> Job
Pictures do not belong in the copy, so please give every entry below again exactly.

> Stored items
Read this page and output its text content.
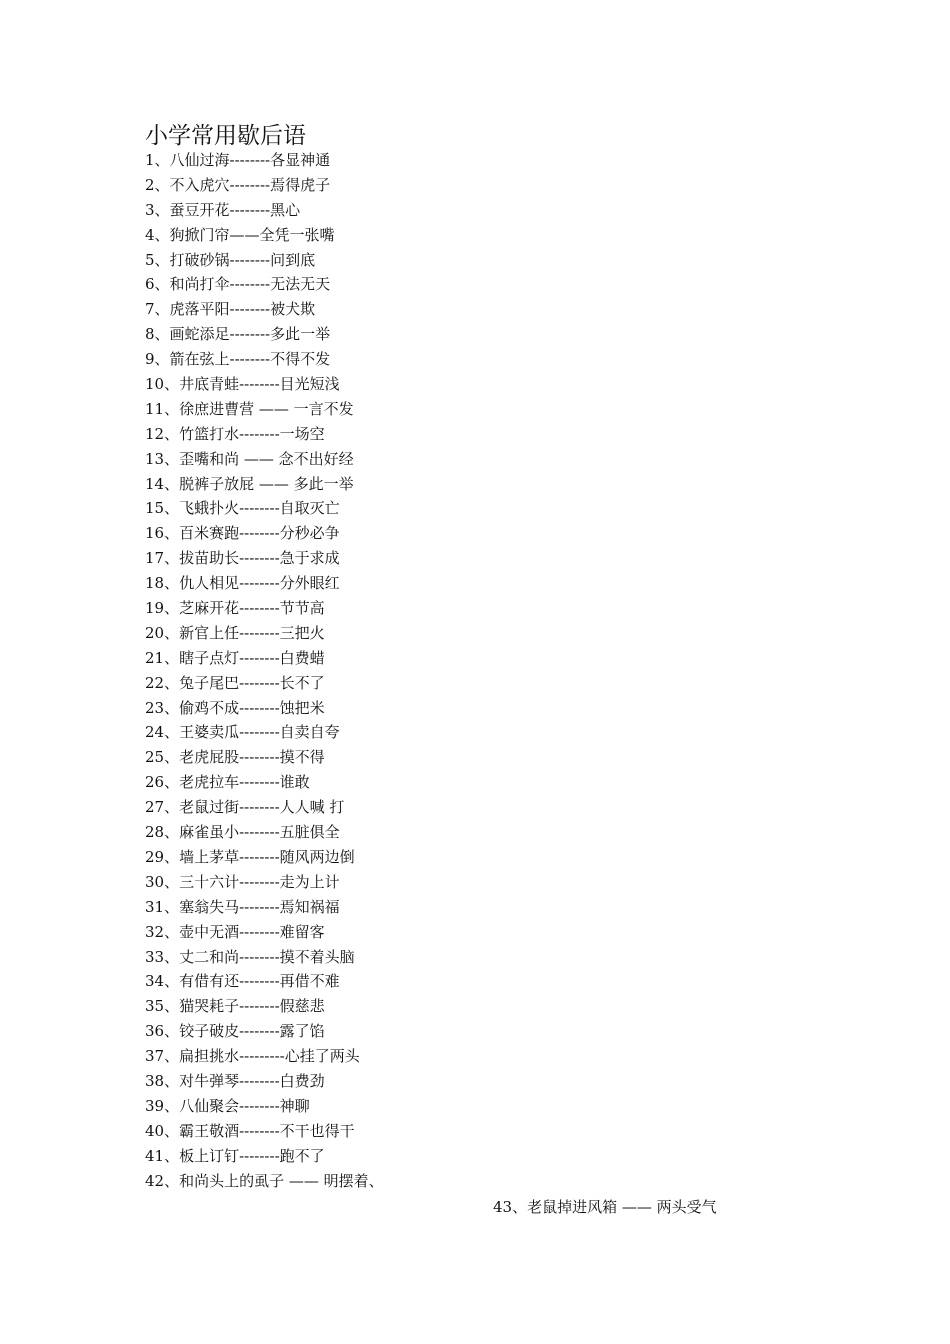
小学常用歇后语
1、八仙过海--------各显神通
2、不入虎穴--------焉得虎子
3、蚕豆开花--------黑心
4、狗掀门帘——全凭一张嘴
5、打破砂锅--------问到底
6、和尚打伞--------无法无天
7、虎落平阳--------被犬欺
8、画蛇添足--------多此一举
9、箭在弦上--------不得不发
10、井底青蛙--------目光短浅
11、徐庶进曹营 —— 一言不发
12、竹篮打水--------一场空
13、歪嘴和尚 —— 念不出好经
14、脱裤子放屁 —— 多此一举
15、飞蛾扑火--------自取灭亡
16、百米赛跑--------分秒必争
17、拔苗助长--------急于求成
18、仇人相见--------分外眼红
19、芝麻开花--------节节高
20、新官上任--------三把火
21、瞎子点灯--------白费蜡
22、兔子尾巴--------长不了
23、偷鸡不成--------蚀把米
24、王婆卖瓜--------自卖自夸
25、老虎屁股--------摸不得
26、老虎拉车--------谁敢
27、老鼠过街--------人人喊 打
28、麻雀虽小--------五脏俱全
29、墙上茅草--------随风两边倒
30、三十六计--------走为上计
31、塞翁失马--------焉知祸福
32、壶中无酒--------难留客
33、丈二和尚--------摸不着头脑
34、有借有还--------再借不难
35、猫哭耗子--------假慈悲
36、铰子破皮--------露了馅
37、扁担挑水---------心挂了两头
38、对牛弹琴--------白费劲
39、八仙聚会--------神聊
40、霸王敬酒--------不干也得干
41、板上订钉--------跑不了
42、和尚头上的虱子 —— 明摆着、
43、老鼠掉进风箱 —— 两头受气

> Exercise answer
Read this page and output its text content.
小学常用歇后语
1、八仙过海--------各显神通
2、不入虎穴--------焉得虎子
3、蚕豆开花--------黑心
4、狗掀门帘——全凭一张嘴
5、打破砂锅--------问到底
6、和尚打伞--------无法无天
7、虎落平阳--------被犬欺
8、画蛇添足--------多此一举
9、箭在弦上--------不得不发
10、井底青蛙--------目光短浅
11、徐庶进曹营 —— 一言不发
12、竹篮打水--------一场空
13、歪嘴和尚 —— 念不出好经
14、脱裤子放屁 —— 多此一举
15、飞蛾扑火--------自取灭亡
16、百米赛跑--------分秒必争
17、拔苗助长--------急于求成
18、仇人相见--------分外眼红
19、芝麻开花--------节节高
20、新官上任--------三把火
21、瞎子点灯--------白费蜡
22、兔子尾巴--------长不了
23、偷鸡不成--------蚀把米
24、王婆卖瓜--------自卖自夸
25、老虎屁股--------摸不得
26、老虎拉车--------谁敢
27、老鼠过街--------人人喊 打
28、麻雀虽小--------五脏俱全
29、墙上茅草--------随风两边倒
30、三十六计--------走为上计
31、塞翁失马--------焉知祸福
32、壶中无酒--------难留客
33、丈二和尚--------摸不着头脑
34、有借有还--------再借不难
35、猫哭耗子--------假慈悲
36、铰子破皮--------露了馅
37、扁担挑水---------心挂了两头
38、对牛弹琴--------白费劲
39、八仙聚会--------神聊
40、霸王敬酒--------不干也得干
41、板上订钉--------跑不了
42、和尚头上的虱子 —— 明摆着、
43、老鼠掉进风箱 —— 两头受气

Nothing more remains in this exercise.